Task to carry out
Copy out all lines with the word "Output" in them.

Material for this exercise
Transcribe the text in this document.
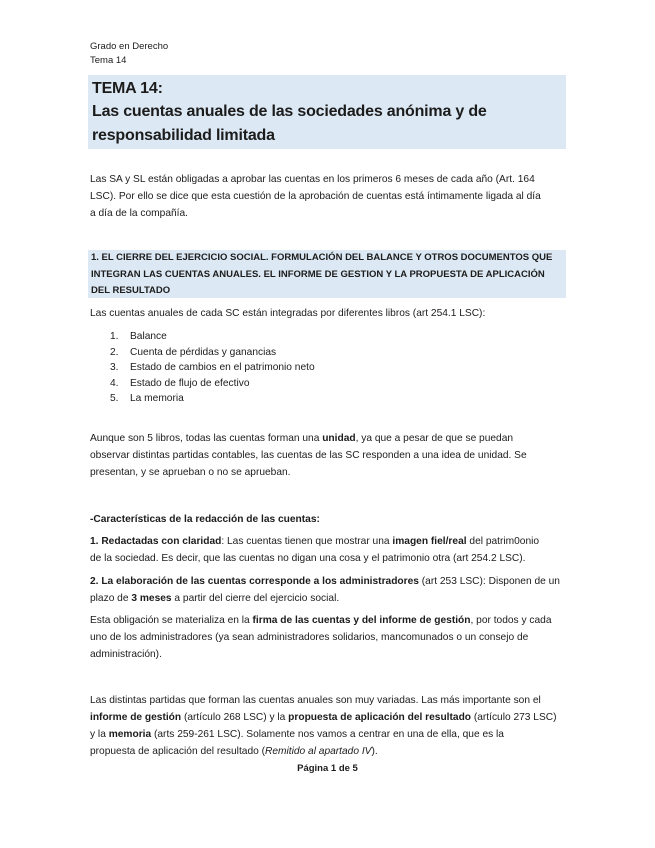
Grado en Derecho
Tema 14
TEMA 14:
Las cuentas anuales de las sociedades anónima y de
responsabilidad limitada
Las SA y SL están obligadas a aprobar las cuentas en los primeros 6 meses de cada año (Art. 164
LSC). Por ello se dice que esta cuestión de la aprobación de cuentas está íntimamente ligada al día
a día de la compañía.
1. EL CIERRE DEL EJERCICIO SOCIAL. FORMULACIÓN DEL BALANCE Y OTROS DOCUMENTOS QUE
INTEGRAN LAS CUENTAS ANUALES. EL INFORME DE GESTION Y LA PROPUESTA DE APLICACIÓN
DEL RESULTADO
Las cuentas anuales de cada SC están integradas por diferentes libros (art 254.1 LSC):
1. Balance
2. Cuenta de pérdidas y ganancias
3. Estado de cambios en el patrimonio neto
4. Estado de flujo de efectivo
5. La memoria
Aunque son 5 libros, todas las cuentas forman una unidad, ya que a pesar de que se puedan
observar distintas partidas contables, las cuentas de las SC responden a una idea de unidad. Se
presentan, y se aprueban o no se aprueban.
-Características de la redacción de las cuentas:
1. Redactadas con claridad: Las cuentas tienen que mostrar una imagen fiel/real del patrim0onio
de la sociedad. Es decir, que las cuentas no digan una cosa y el patrimonio otra (art 254.2 LSC).
2. La elaboración de las cuentas corresponde a los administradores (art 253 LSC): Disponen de un
plazo de 3 meses a partir del cierre del ejercicio social.
Esta obligación se materializa en la firma de las cuentas y del informe de gestión, por todos y cada
uno de los administradores (ya sean administradores solidarios, mancomunados o un consejo de
administración).
Las distintas partidas que forman las cuentas anuales son muy variadas. Las más importante son el
informe de gestión (artículo 268 LSC) y la propuesta de aplicación del resultado (artículo 273 LSC)
y la memoria (arts 259-261 LSC). Solamente nos vamos a centrar en una de ella, que es la
propuesta de aplicación del resultado (Remitido al apartado IV).
Página 1 de 5
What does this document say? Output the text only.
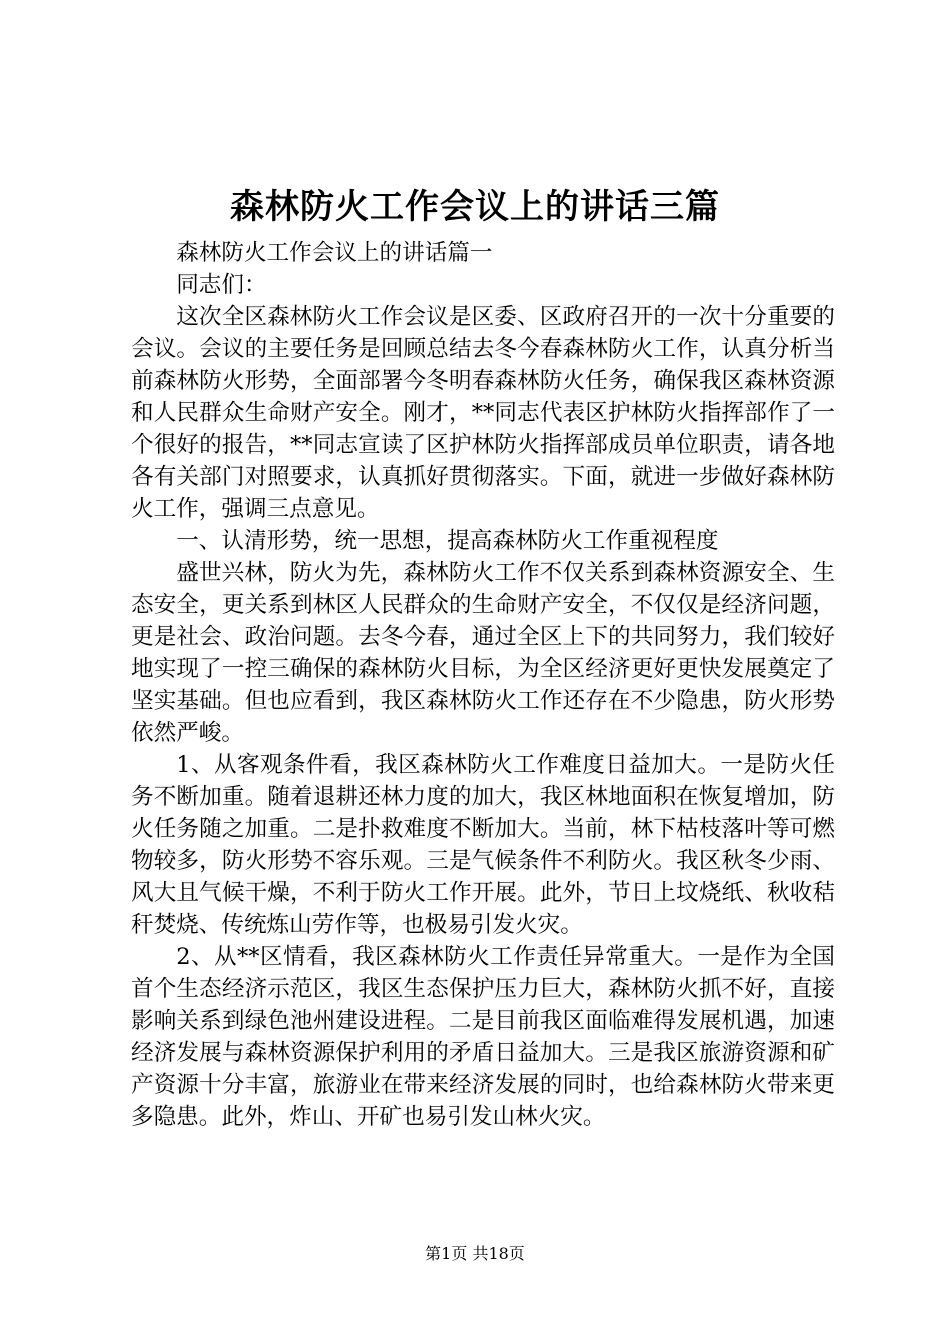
森林防火工作会议上的讲话三篇

森林防火工作会议上的讲话篇一

同志们：

这次全区森林防火工作会议是区委、区政府召开的一次十分重要的会议。会议的主要任务是回顾总结去冬今春森林防火工作，认真分析当前森林防火形势，全面部署今冬明春森林防火任务，确保我区森林资源和人民群众生命财产安全。刚才，**同志代表区护林防火指挥部作了一个很好的报告，**同志宣读了区护林防火指挥部成员单位职责，请各地各有关部门对照要求，认真抓好贯彻落实。下面，就进一步做好森林防火工作，强调三点意见。

一、认清形势，统一思想，提高森林防火工作重视程度

盛世兴林，防火为先，森林防火工作不仅关系到森林资源安全、生态安全，更关系到林区人民群众的生命财产安全，不仅仅是经济问题，更是社会、政治问题。去冬今春，通过全区上下的共同努力，我们较好地实现了一控三确保的森林防火目标，为全区经济更好更快发展奠定了坚实基础。但也应看到，我区森林防火工作还存在不少隐患，防火形势依然严峻。

1、从客观条件看，我区森林防火工作难度日益加大。一是防火任务不断加重。随着退耕还林力度的加大，我区林地面积在恢复增加，防火任务随之加重。二是扑救难度不断加大。当前，林下枯枝落叶等可燃物较多，防火形势不容乐观。三是气候条件不利防火。我区秋冬少雨、风大且气候干燥，不利于防火工作开展。此外，节日上坟烧纸、秋收秸秆焚烧、传统炼山劳作等，也极易引发火灾。

2、从**区情看，我区森林防火工作责任异常重大。一是作为全国首个生态经济示范区，我区生态保护压力巨大，森林防火抓不好，直接影响关系到绿色池州建设进程。二是目前我区面临难得发展机遇，加速经济发展与森林资源保护利用的矛盾日益加大。三是我区旅游资源和矿产资源十分丰富，旅游业在带来经济发展的同时，也给森林防火带来更多隐患。此外，炸山、开矿也易引发山林火灾。

第1页 共18页
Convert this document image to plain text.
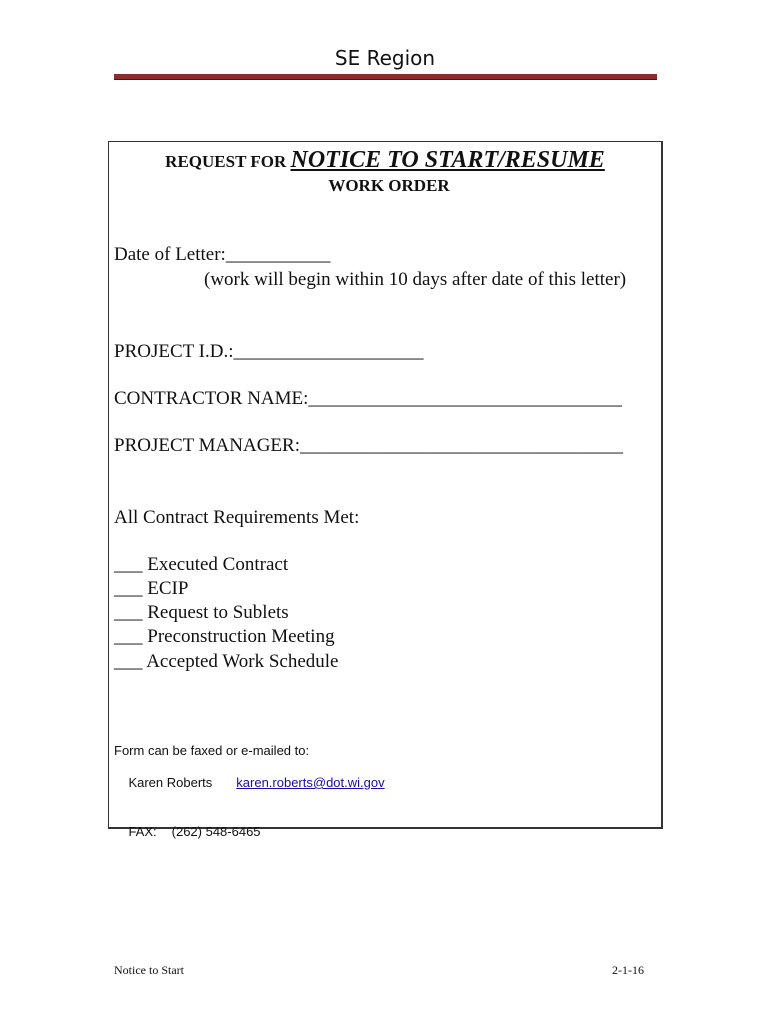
SE Region
REQUEST FOR NOTICE TO START/RESUME
WORK ORDER
Date of Letter:___________
(work will begin within 10 days after date of this letter)
PROJECT I.D.:____________________
CONTRACTOR NAME:_________________________________
PROJECT MANAGER:__________________________________
All Contract Requirements Met:
___ Executed Contract
___ ECIP
___ Request to Sublets
___ Preconstruction Meeting
___ Accepted Work Schedule
Form can be faxed or e-mailed to:

Karen Roberts karen.roberts@dot.wi.gov

FAX: (262) 548-6465

Notice to Start	2-1-16
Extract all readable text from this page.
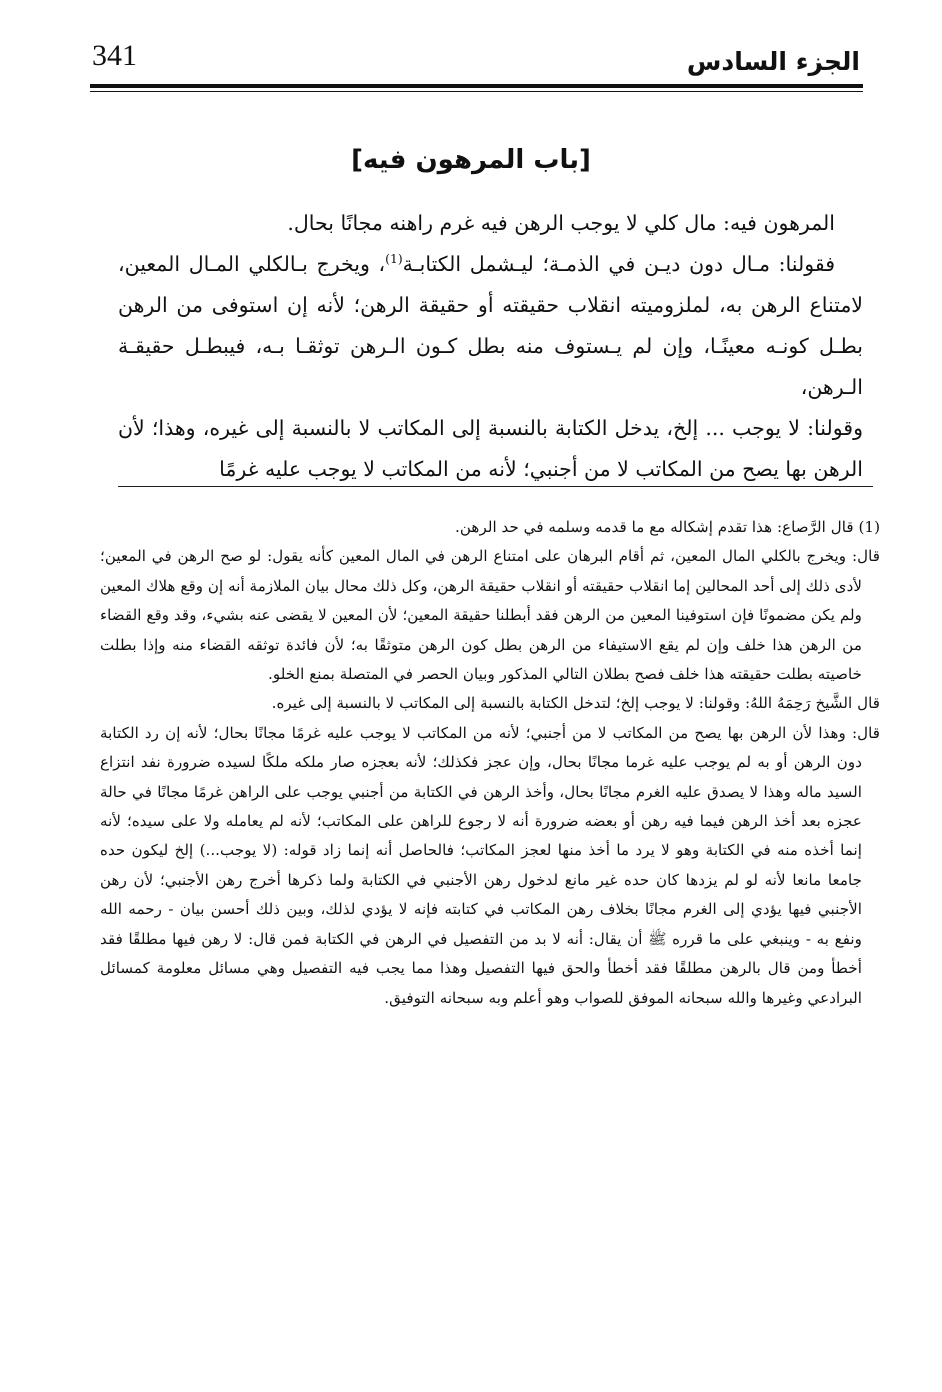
341	الجزء السادس
[باب المرهون فيه]

المرهون فيه: مال كلي لا يوجب الرهن فيه غرم راهنه مجانًا بحال.

فقولنا: مـال دون ديـن في الذمـة؛ ليـشمل الكتابـة$^{(1)}$، ويخرج بـالكلي المـال المعين، لامتناع الرهن به، لملزوميته انقلاب حقيقته أو حقيقة الرهن؛ لأنه إن استوفى من الرهن بطـل كونـه معينًـا، وإن لم يـستوف منه بطل كـون الـرهن توثقـا بـه، فيبطـل حقيقـة الـرهن،

وقولنا: لا يوجب ... إلخ، يدخل الكتابة بالنسبة إلى المكاتب لا بالنسبة إلى غيره، وهذا؛ لأن الرهن بها يصح من المكاتب لا من أجنبي؛ لأنه من المكاتب لا يوجب عليه غرمًا

(1) قال الرَّصاع: هذا تقدم إشكاله مع ما قدمه وسلمه في حد الرهن.

قال: ويخرج بالكلي المال المعين، ثم أقام البرهان على امتناع الرهن في المال المعين كأنه يقول: لو صح الرهن في المعين؛ لأدى ذلك إلى أحد المحالين إما انقلاب حقيقته أو انقلاب حقيقة الرهن، وكل ذلك محال بيان الملازمة أنه إن وقع هلاك المعين ولم يكن مضمونًا فإن استوفينا المعين من الرهن فقد أبطلنا حقيقة المعين؛ لأن المعين لا يقضى عنه بشيء، وقد وقع القضاء من الرهن هذا خلف وإن لم يقع الاستيفاء من الرهن بطل كون الرهن متوثقًا به؛ لأن فائدة توثقه القضاء منه وإذا بطلت خاصيته بطلت حقيقته هذا خلف فصح بطلان التالي المذكور وبيان الحصر في المتصلة بمنع الخلو.

قال الشَّيخ رَحِمَهُ اللهُ: وقولنا: لا يوجب إلخ؛ لتدخل الكتابة بالنسبة إلى المكاتب لا بالنسبة إلى غيره.

قال: وهذا لأن الرهن بها يصح من المكاتب لا من أجنبي؛ لأنه من المكاتب لا يوجب عليه غرمًا مجانًا بحال؛ لأنه إن رد الكتابة دون الرهن أو به لم يوجب عليه غرما مجانًا بحال، وإن عجز فكذلك؛ لأنه بعجزه صار ملكه ملكًا لسيده ضرورة نفد انتزاع السيد ماله وهذا لا يصدق عليه الغرم مجانًا بحال، وأخذ الرهن في الكتابة من أجنبي يوجب على الراهن غرمًا مجانًا في حالة عجزه بعد أخذ الرهن فيما فيه رهن أو بعضه ضرورة أنه لا رجوع للراهن على المكاتب؛ لأنه لم يعامله ولا على سيده؛ لأنه إنما أخذه منه في الكتابة وهو لا يرد ما أخذ منها لعجز المكاتب؛ فالحاصل أنه إنما زاد قوله: (لا يوجب...) إلخ ليكون حده جامعا مانعا لأنه لو لم يزدها كان حده غير مانع لدخول رهن الأجنبي في الكتابة ولما ذكرها أخرج رهن الأجنبي؛ لأن رهن الأجنبي فيها يؤدي إلى الغرم مجانًا بخلاف رهن المكاتب في كتابته فإنه لا يؤدي لذلك، وبين ذلك أحسن بيان - رحمه الله ونفع به - وينبغي على ما قرره ﷺ أن يقال: أنه لا بد من التفصيل في الرهن في الكتابة فمن قال: لا رهن فيها مطلقًا فقد أخطأ ومن قال بالرهن مطلقًا فقد أخطأ والحق فيها التفصيل وهذا مما يجب فيه التفصيل وهي مسائل معلومة كمسائل البرادعي وغيرها والله سبحانه الموفق للصواب وهو أعلم وبه سبحانه التوفيق.
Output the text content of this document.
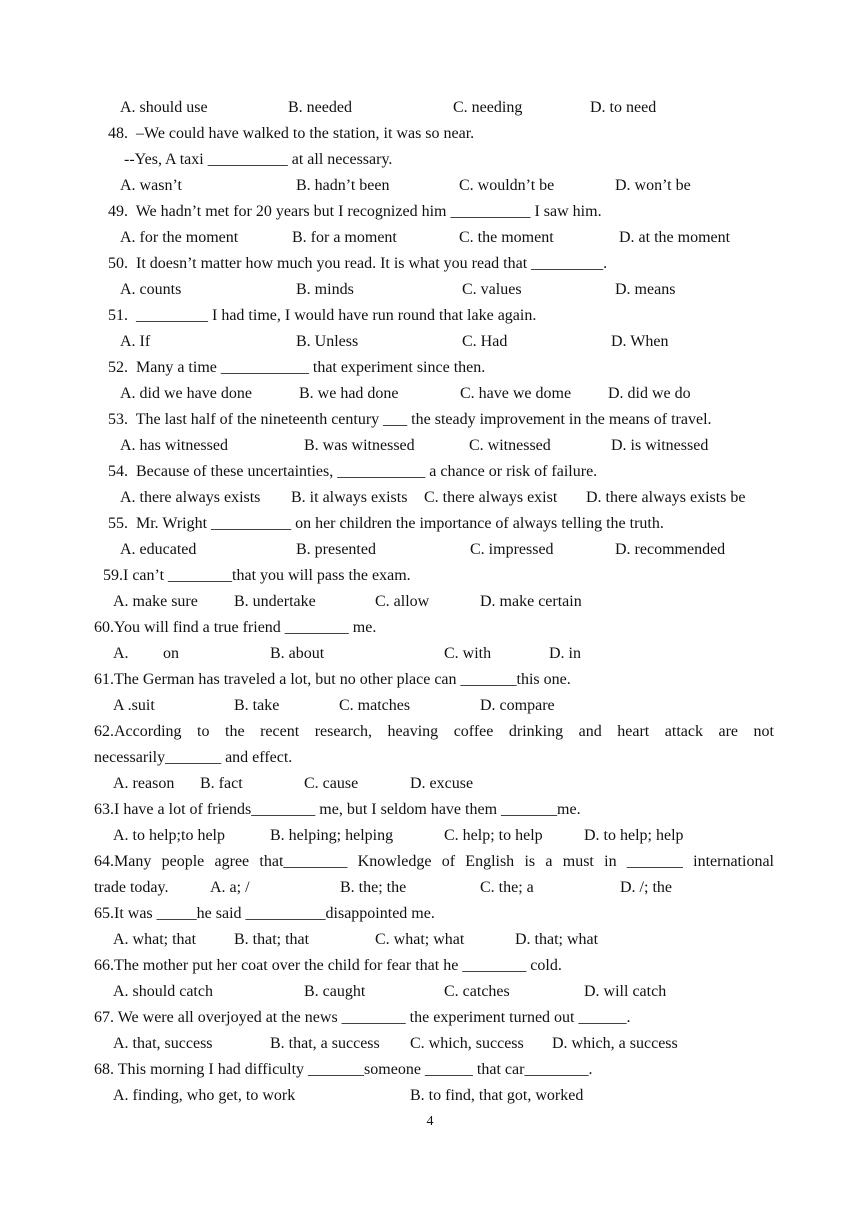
A. should use

	B. needed

	C. needing

	D. to need

48.  –We could have walked to the station, it was so near.

--Yes, A taxi __________ at all necessary.

A. wasn’t

	B. hadn’t been

	C. wouldn’t be

	D. won’t be

49.  We hadn’t met for 20 years but I recognized him __________ I saw him.

A. for the moment

	B. for a moment

	C. the moment

	D. at the moment

50.  It doesn’t matter how much you read. It is what you read that _________.

A. counts

	B. minds

	C. values

	D. means

51.  _________ I had time, I would have run round that lake again.

A. If

	B. Unless

	C. Had

	D. When

52.  Many a time ___________ that experiment since then.

A. did we have done

	B. we had done

	C. have we dome

D. did we do

53.  The last half of the nineteenth century ___ the steady improvement in the means of travel.

A. has witnessed

	B. was witnessed

	C. witnessed

	D. is witnessed

54.  Because of these uncertainties, ___________ a chance or risk of failure.

A. there always exists

B. it always exists

C. there always exist

D. there always exists be

55.  Mr. Wright __________ on her children the importance of always telling the truth.

A. educated

	B. presented

	C. impressed

	D. recommended

59.I can’t ________that you will pass the exam.

A. make sure

B. undertake

	C. allow

	D. make certain

60.You will find a true friend ________ me.

A.

on

	B. about

	C. with

	D. in

61.The German has traveled a lot, but no other place can _______this one.

A .suit

	B. take

	C. matches

	D. compare

62.According to the recent research, heaving coffee drinking and heart attack are not

necessarily_______ and effect.

A. reason

B. fact

	C. cause

	D. excuse

63.I have a lot of friends________ me, but I seldom have them _______me.

A. to help;to help

	B. helping; helping

	C. help; to help

	D. to help; help

64.Many people agree that________ Knowledge of English is a must in _______ international

trade today.

	A. a; /

	B. the; the

	C. the; a

	D. /; the

65.It was _____he said __________disappointed me.

A. what; that

B. that; that

	C. what; what

	D. that; what

66.The mother put her coat over the child for fear that he ________ cold.

A. should catch

	B. caught

	C. catches

	D. will catch

67. We were all overjoyed at the news ________ the experiment turned out ______.

A. that, success

	B. that, a success

C. which, success

D. which, a success

68. This morning I had difficulty _______someone ______ that car________.

A. finding, who get, to work

	B. to find, that got, worked

4
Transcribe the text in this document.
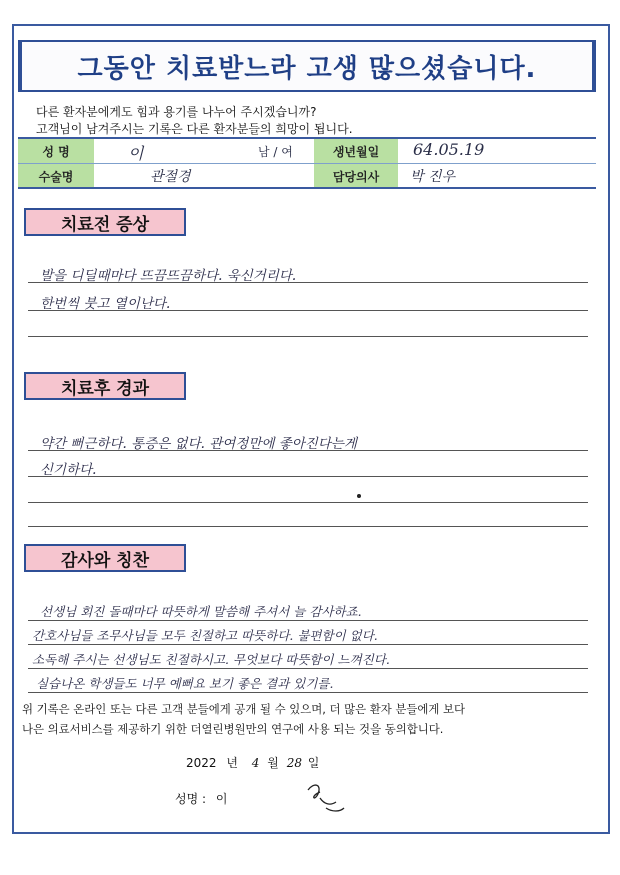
그동안 치료받느라 고생 많으셨습니다.
다른 환자분에게도 힘과 용기를 나누어 주시겠습니까?
고객님이 남겨주시는 기록은 다른 환자분들의 희망이 됩니다.
성 명	이	남 / 여	생년월일	64.05.19
수술명	관절경	담당의사	박 진우
치료전 증상
발을 디딜때마다 뜨끔뜨끔하다. 욱신거리다.
한번씩 붓고 열이난다.
치료후 경과
약간 뻐근하다. 통증은 없다. 관여정만에 좋아진다는게
신기하다.
감사와 칭찬
선생님 회진 돌때마다 따뜻하게 말씀해 주셔서 늘 감사하죠.
간호사님들 조무사님들 모두 친절하고 따뜻하다. 불편함이 없다.
소독해 주시는 선생님도 친절하시고. 무엇보다 따뜻함이 느껴진다.
실습나온 학생들도 너무 예뻐요 보기 좋은 결과 있기를.
위 기록은 온라인 또는 다른 고객 분들에게 공개 될 수 있으며, 더 많은 환자 분들에게 보다
나은 의료서비스를 제공하기 위한 더열린병원만의 연구에 사용 되는 것을 동의합니다.
2022 년 4 월 28 일
성명 : 이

Solution to this task
What does this document say? Output the text only.
Output the text content of this document.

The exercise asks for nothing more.